### Stored records
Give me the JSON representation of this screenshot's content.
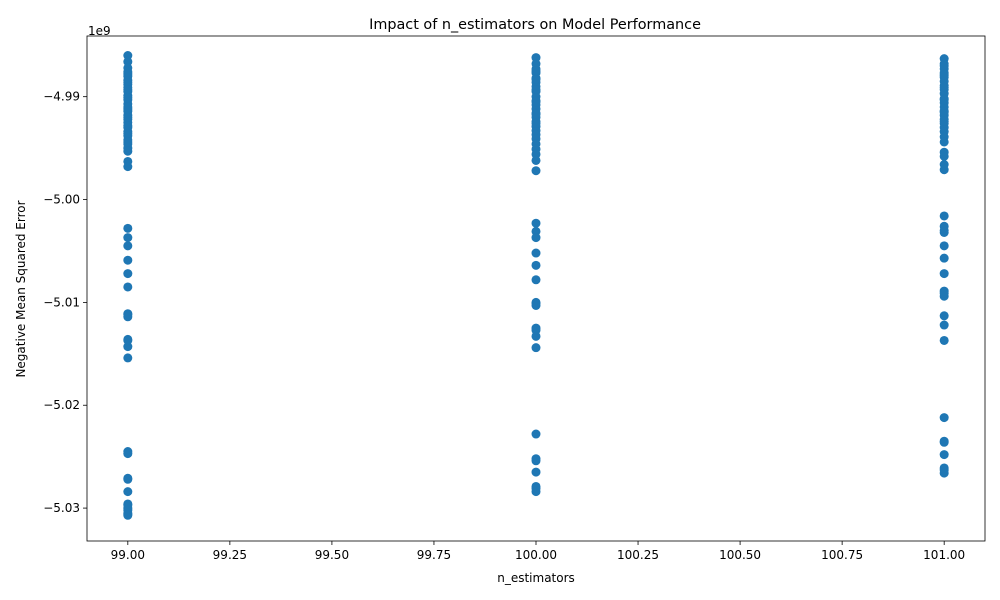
{
  "chart_data": {
    "type": "scatter",
    "title": "Impact of n_estimators on Model Performance",
    "xlabel": "n_estimators",
    "ylabel": "Negative Mean Squared Error",
    "y_offset_label": "1e9",
    "xlim": [
      98.9,
      101.1
    ],
    "ylim": [
      -5.0332,
      -4.9841
    ],
    "x_ticks": [
      99.0,
      99.25,
      99.5,
      99.75,
      100.0,
      100.25,
      100.5,
      100.75,
      101.0
    ],
    "x_tick_labels": [
      "99.00",
      "99.25",
      "99.50",
      "99.75",
      "100.00",
      "100.25",
      "100.50",
      "100.75",
      "101.00"
    ],
    "y_ticks": [
      -4.99,
      -5.0,
      -5.01,
      -5.02,
      -5.03
    ],
    "y_tick_labels": [
      "−4.99",
      "−5.00",
      "−5.01",
      "−5.02",
      "−5.03"
    ],
    "grid": false,
    "marker_color": "#1f77b4",
    "series": [
      {
        "x": [
          99,
          99,
          99,
          99,
          99,
          99,
          99,
          99,
          99,
          99,
          99,
          99,
          99,
          99,
          99,
          99,
          99,
          99,
          99,
          99,
          99,
          99,
          99,
          99,
          99,
          99,
          99,
          99,
          99,
          99,
          99,
          99,
          99,
          99,
          99,
          99,
          99,
          99,
          99,
          99,
          99,
          99,
          99,
          99,
          99,
          99,
          99,
          99,
          99,
          99,
          99,
          99,
          99,
          99,
          99,
          99,
          99,
          99,
          99,
          99,
          100,
          100,
          100,
          100,
          100,
          100,
          100,
          100,
          100,
          100,
          100,
          100,
          100,
          100,
          100,
          100,
          100,
          100,
          100,
          100,
          100,
          100,
          100,
          100,
          100,
          100,
          100,
          100,
          100,
          100,
          100,
          100,
          100,
          100,
          100,
          100,
          100,
          100,
          100,
          100,
          100,
          100,
          100,
          100,
          100,
          100,
          100,
          100,
          100,
          100,
          101,
          101,
          101,
          101,
          101,
          101,
          101,
          101,
          101,
          101,
          101,
          101,
          101,
          101,
          101,
          101,
          101,
          101,
          101,
          101,
          101,
          101,
          101,
          101,
          101,
          101,
          101,
          101,
          101,
          101,
          101,
          101,
          101,
          101,
          101,
          101,
          101,
          101,
          101,
          101,
          101,
          101,
          101,
          101,
          101,
          101,
          101,
          101,
          101,
          101
        ],
        "y": [
          -4.986,
          -4.9866,
          -4.9872,
          -4.9876,
          -4.988,
          -4.9884,
          -4.9888,
          -4.9891,
          -4.9895,
          -4.9899,
          -4.9903,
          -4.9907,
          -4.991,
          -4.9914,
          -4.9918,
          -4.9922,
          -4.9925,
          -4.993,
          -4.9934,
          -4.9938,
          -4.9942,
          -4.9946,
          -4.995,
          -4.9953,
          -4.9963,
          -4.9968,
          -5.0028,
          -5.0037,
          -5.0045,
          -5.0059,
          -5.0072,
          -5.0085,
          -5.0111,
          -5.0114,
          -5.0136,
          -5.0143,
          -5.0154,
          -5.0245,
          -5.0271,
          -5.0284,
          -5.0296,
          -5.03,
          -5.0305,
          -5.0307,
          -4.9878,
          -4.9886,
          -4.9893,
          -4.9901,
          -4.9912,
          -4.992,
          -4.9928,
          -4.9936,
          -4.9944,
          -5.0112,
          -5.0137,
          -5.0247,
          -5.0272,
          -5.0297,
          -5.0302,
          -5.0306,
          -4.9862,
          -4.9868,
          -4.9873,
          -4.9877,
          -4.9882,
          -4.9886,
          -4.989,
          -4.9895,
          -4.99,
          -4.9904,
          -4.9908,
          -4.9912,
          -4.9916,
          -4.992,
          -4.9924,
          -4.9929,
          -4.9933,
          -4.9937,
          -4.9941,
          -4.9946,
          -4.9951,
          -4.9956,
          -4.9962,
          -4.9972,
          -5.0023,
          -5.0031,
          -5.0037,
          -5.0052,
          -5.0064,
          -5.0078,
          -5.01,
          -5.0103,
          -5.0125,
          -5.0133,
          -5.0144,
          -5.0228,
          -5.0252,
          -5.0265,
          -5.0279,
          -5.0284,
          -4.9875,
          -4.9883,
          -4.9893,
          -4.9905,
          -4.9917,
          -4.9926,
          -5.0101,
          -5.0127,
          -5.0254,
          -5.0281,
          -4.9863,
          -4.9868,
          -4.9873,
          -4.9877,
          -4.9881,
          -4.9885,
          -4.9889,
          -4.9893,
          -4.9897,
          -4.9902,
          -4.9906,
          -4.991,
          -4.9914,
          -4.9918,
          -4.9922,
          -4.9926,
          -4.993,
          -4.9934,
          -4.9939,
          -4.9944,
          -4.9954,
          -4.9958,
          -4.9966,
          -4.9971,
          -5.0016,
          -5.0026,
          -5.0032,
          -5.0045,
          -5.0057,
          -5.0072,
          -5.0089,
          -5.0094,
          -5.0113,
          -5.0122,
          -5.0137,
          -5.0212,
          -5.0235,
          -5.0248,
          -5.0261,
          -5.0266,
          -4.987,
          -4.9879,
          -4.9891,
          -4.9903,
          -4.9915,
          -4.9924,
          -5.003,
          -5.0091,
          -5.0236,
          -5.0263
        ]
      }
    ]
  }
}
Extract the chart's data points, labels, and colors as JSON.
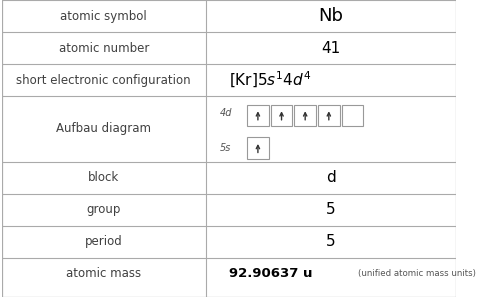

### Task objective
Write the listing above out again exactly, dropping each image.

### The answer
Give me the JSON representation of this screenshot's content.
{
  "chart_data": {
    "type": "scatter",
    "title": "Impact of n_estimators on Model Performance",
    "xlabel": "n_estimators",
    "ylabel": "Negative Mean Squared Error",
    "y_offset_label": "1e9",
    "xlim": [
      98.9,
      101.1
    ],
    "ylim": [
      -5.0332,
      -4.9841
    ],
    "x_ticks": [
      99.0,
      99.25,
      99.5,
      99.75,
      100.0,
      100.25,
      100.5,
      100.75,
      101.0
    ],
    "x_tick_labels": [
      "99.00",
      "99.25",
      "99.50",
      "99.75",
      "100.00",
      "100.25",
      "100.50",
      "100.75",
      "101.00"
    ],
    "y_ticks": [
      -4.99,
      -5.0,
      -5.01,
      -5.02,
      -5.03
    ],
    "y_tick_labels": [
      "−4.99",
      "−5.00",
      "−5.01",
      "−5.02",
      "−5.03"
    ],
    "grid": false,
    "marker_color": "#1f77b4",
    "series": [
      {
        "x": [
          99,
          99,
          99,
          99,
          99,
          99,
          99,
          99,
          99,
          99,
          99,
          99,
          99,
          99,
          99,
          99,
          99,
          99,
          99,
          99,
          99,
          99,
          99,
          99,
          99,
          99,
          99,
          99,
          99,
          99,
          99,
          99,
          99,
          99,
          99,
          99,
          99,
          99,
          99,
          99,
          99,
          99,
          99,
          99,
          99,
          99,
          99,
          99,
          99,
          99,
          99,
          99,
          99,
          99,
          99,
          99,
          99,
          99,
          99,
          99,
          100,
          100,
          100,
          100,
          100,
          100,
          100,
          100,
          100,
          100,
          100,
          100,
          100,
          100,
          100,
          100,
          100,
          100,
          100,
          100,
          100,
          100,
          100,
          100,
          100,
          100,
          100,
          100,
          100,
          100,
          100,
          100,
          100,
          100,
          100,
          100,
          100,
          100,
          100,
          100,
          100,
          100,
          100,
          100,
          100,
          100,
          100,
          100,
          100,
          100,
          101,
          101,
          101,
          101,
          101,
          101,
          101,
          101,
          101,
          101,
          101,
          101,
          101,
          101,
          101,
          101,
          101,
          101,
          101,
          101,
          101,
          101,
          101,
          101,
          101,
          101,
          101,
          101,
          101,
          101,
          101,
          101,
          101,
          101,
          101,
          101,
          101,
          101,
          101,
          101,
          101,
          101,
          101,
          101,
          101,
          101,
          101,
          101,
          101,
          101
        ],
        "y": [
          -4.986,
          -4.9866,
          -4.9872,
          -4.9876,
          -4.988,
          -4.9884,
          -4.9888,
          -4.9891,
          -4.9895,
          -4.9899,
          -4.9903,
          -4.9907,
          -4.991,
          -4.9914,
          -4.9918,
          -4.9922,
          -4.9925,
          -4.993,
          -4.9934,
          -4.9938,
          -4.9942,
          -4.9946,
          -4.995,
          -4.9953,
          -4.9963,
          -4.9968,
          -5.0028,
          -5.0037,
          -5.0045,
          -5.0059,
          -5.0072,
          -5.0085,
          -5.0111,
          -5.0114,
          -5.0136,
          -5.0143,
          -5.0154,
          -5.0245,
          -5.0271,
          -5.0284,
          -5.0296,
          -5.03,
          -5.0305,
          -5.0307,
          -4.9878,
          -4.9886,
          -4.9893,
          -4.9901,
          -4.9912,
          -4.992,
          -4.9928,
          -4.9936,
          -4.9944,
          -5.0112,
          -5.0137,
          -5.0247,
          -5.0272,
          -5.0297,
          -5.0302,
          -5.0306,
          -4.9862,
          -4.9868,
          -4.9873,
          -4.9877,
          -4.9882,
          -4.9886,
          -4.989,
          -4.9895,
          -4.99,
          -4.9904,
          -4.9908,
          -4.9912,
          -4.9916,
          -4.992,
          -4.9924,
          -4.9929,
          -4.9933,
          -4.9937,
          -4.9941,
          -4.9946,
          -4.9951,
          -4.9956,
          -4.9962,
          -4.9972,
          -5.0023,
          -5.0031,
          -5.0037,
          -5.0052,
          -5.0064,
          -5.0078,
          -5.01,
          -5.0103,
          -5.0125,
          -5.0133,
          -5.0144,
          -5.0228,
          -5.0252,
          -5.0265,
          -5.0279,
          -5.0284,
          -4.9875,
          -4.9883,
          -4.9893,
          -4.9905,
          -4.9917,
          -4.9926,
          -5.0101,
          -5.0127,
          -5.0254,
          -5.0281,
          -4.9863,
          -4.9868,
          -4.9873,
          -4.9877,
          -4.9881,
          -4.9885,
          -4.9889,
          -4.9893,
          -4.9897,
          -4.9902,
          -4.9906,
          -4.991,
          -4.9914,
          -4.9918,
          -4.9922,
          -4.9926,
          -4.993,
          -4.9934,
          -4.9939,
          -4.9944,
          -4.9954,
          -4.9958,
          -4.9966,
          -4.9971,
          -5.0016,
          -5.0026,
          -5.0032,
          -5.0045,
          -5.0057,
          -5.0072,
          -5.0089,
          -5.0094,
          -5.0113,
          -5.0122,
          -5.0137,
          -5.0212,
          -5.0235,
          -5.0248,
          -5.0261,
          -5.0266,
          -4.987,
          -4.9879,
          -4.9891,
          -4.9903,
          -4.9915,
          -4.9924,
          -5.003,
          -5.0091,
          -5.0236,
          -5.0263
        ]
      }
    ]
  }
}
Extract the chart's data points, labels, and colors as JSON.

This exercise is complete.